Rows
--------

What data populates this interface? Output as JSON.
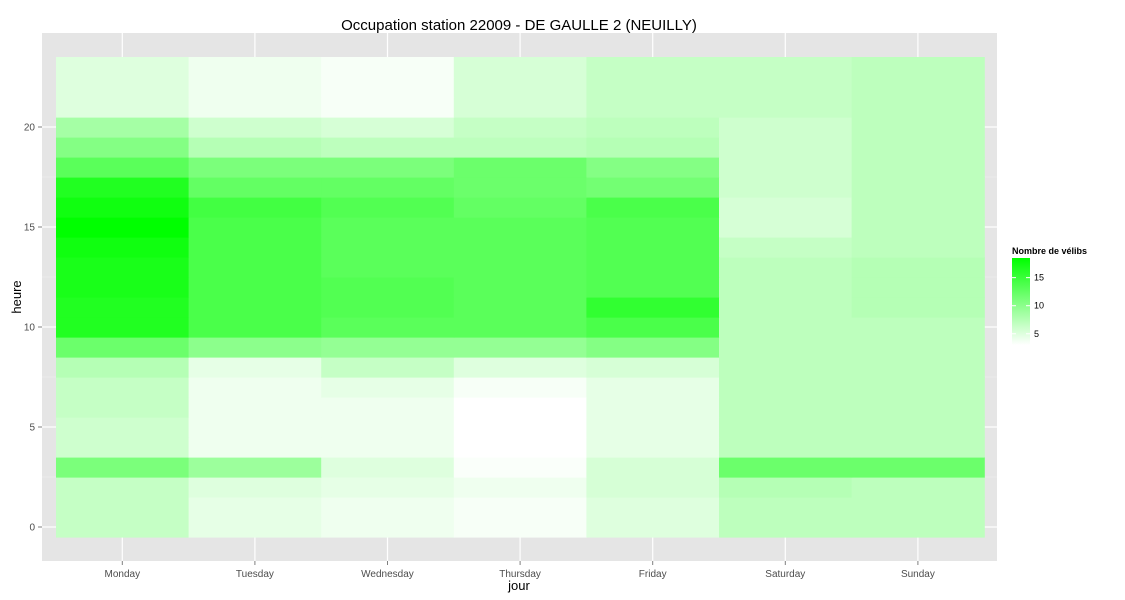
{
  "chart_data": {
    "type": "heatmap",
    "title": "Occupation station 22009 - DE GAULLE 2 (NEUILLY)",
    "xlabel": "jour",
    "ylabel": "heure",
    "categories": [
      "Monday",
      "Tuesday",
      "Wednesday",
      "Thursday",
      "Friday",
      "Saturday",
      "Sunday"
    ],
    "hours": [
      0,
      1,
      2,
      3,
      4,
      5,
      6,
      7,
      8,
      9,
      10,
      11,
      12,
      13,
      14,
      15,
      16,
      17,
      18,
      19,
      20,
      21,
      22,
      23
    ],
    "ylim": [
      -0.5,
      23.5
    ],
    "yticks": [
      0,
      5,
      10,
      15,
      20
    ],
    "grid": true,
    "legend": {
      "title": "Nombre de vélibs",
      "position": "right",
      "ticks": [
        5,
        10,
        15
      ],
      "range": [
        3,
        18.5
      ],
      "low_color": "#ffffff",
      "high_color": "#00ff00"
    },
    "values": [
      [
        6.5,
        4.5,
        4.0,
        3.5,
        5.0,
        7.0,
        7.0
      ],
      [
        6.5,
        4.5,
        4.0,
        3.5,
        5.0,
        7.0,
        7.0
      ],
      [
        6.5,
        5.0,
        4.5,
        4.0,
        5.5,
        7.5,
        7.0
      ],
      [
        11.0,
        9.0,
        5.0,
        3.3,
        5.5,
        12.0,
        12.0
      ],
      [
        6.0,
        4.0,
        4.0,
        3.0,
        4.5,
        7.0,
        7.0
      ],
      [
        6.0,
        4.0,
        4.0,
        3.0,
        4.5,
        7.0,
        7.0
      ],
      [
        6.5,
        4.0,
        4.0,
        3.0,
        4.5,
        7.0,
        7.0
      ],
      [
        6.5,
        4.0,
        4.5,
        3.5,
        4.5,
        7.0,
        7.0
      ],
      [
        7.5,
        4.5,
        6.5,
        5.0,
        5.5,
        7.0,
        7.0
      ],
      [
        12.0,
        10.0,
        9.5,
        9.5,
        10.5,
        7.0,
        7.0
      ],
      [
        16.5,
        14.0,
        13.0,
        13.0,
        14.0,
        7.0,
        7.0
      ],
      [
        16.5,
        14.0,
        13.5,
        13.0,
        15.5,
        7.0,
        7.5
      ],
      [
        17.0,
        14.0,
        13.5,
        13.0,
        13.5,
        7.0,
        7.5
      ],
      [
        17.0,
        14.0,
        13.0,
        13.0,
        13.5,
        7.0,
        7.5
      ],
      [
        17.5,
        14.0,
        13.0,
        13.0,
        13.5,
        6.5,
        7.0
      ],
      [
        18.5,
        14.0,
        13.0,
        13.0,
        13.5,
        5.5,
        7.0
      ],
      [
        17.5,
        14.5,
        13.5,
        12.5,
        14.0,
        5.5,
        7.0
      ],
      [
        16.5,
        12.5,
        12.5,
        12.0,
        11.5,
        6.0,
        7.0
      ],
      [
        13.0,
        11.0,
        11.0,
        12.0,
        10.5,
        6.0,
        7.0
      ],
      [
        10.5,
        7.5,
        7.0,
        7.0,
        7.5,
        6.0,
        7.0
      ],
      [
        8.5,
        6.0,
        5.5,
        6.5,
        7.0,
        6.0,
        7.0
      ],
      [
        5.0,
        4.0,
        3.5,
        5.5,
        6.5,
        6.5,
        7.0
      ],
      [
        5.0,
        4.0,
        3.5,
        5.5,
        6.5,
        6.5,
        7.0
      ],
      [
        5.0,
        4.0,
        3.5,
        5.5,
        6.5,
        6.5,
        7.0
      ]
    ]
  }
}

--------

Goal of the exercise
What is the number of lines in the data above that include the word "title"? Answer with that number only.

Written solution
2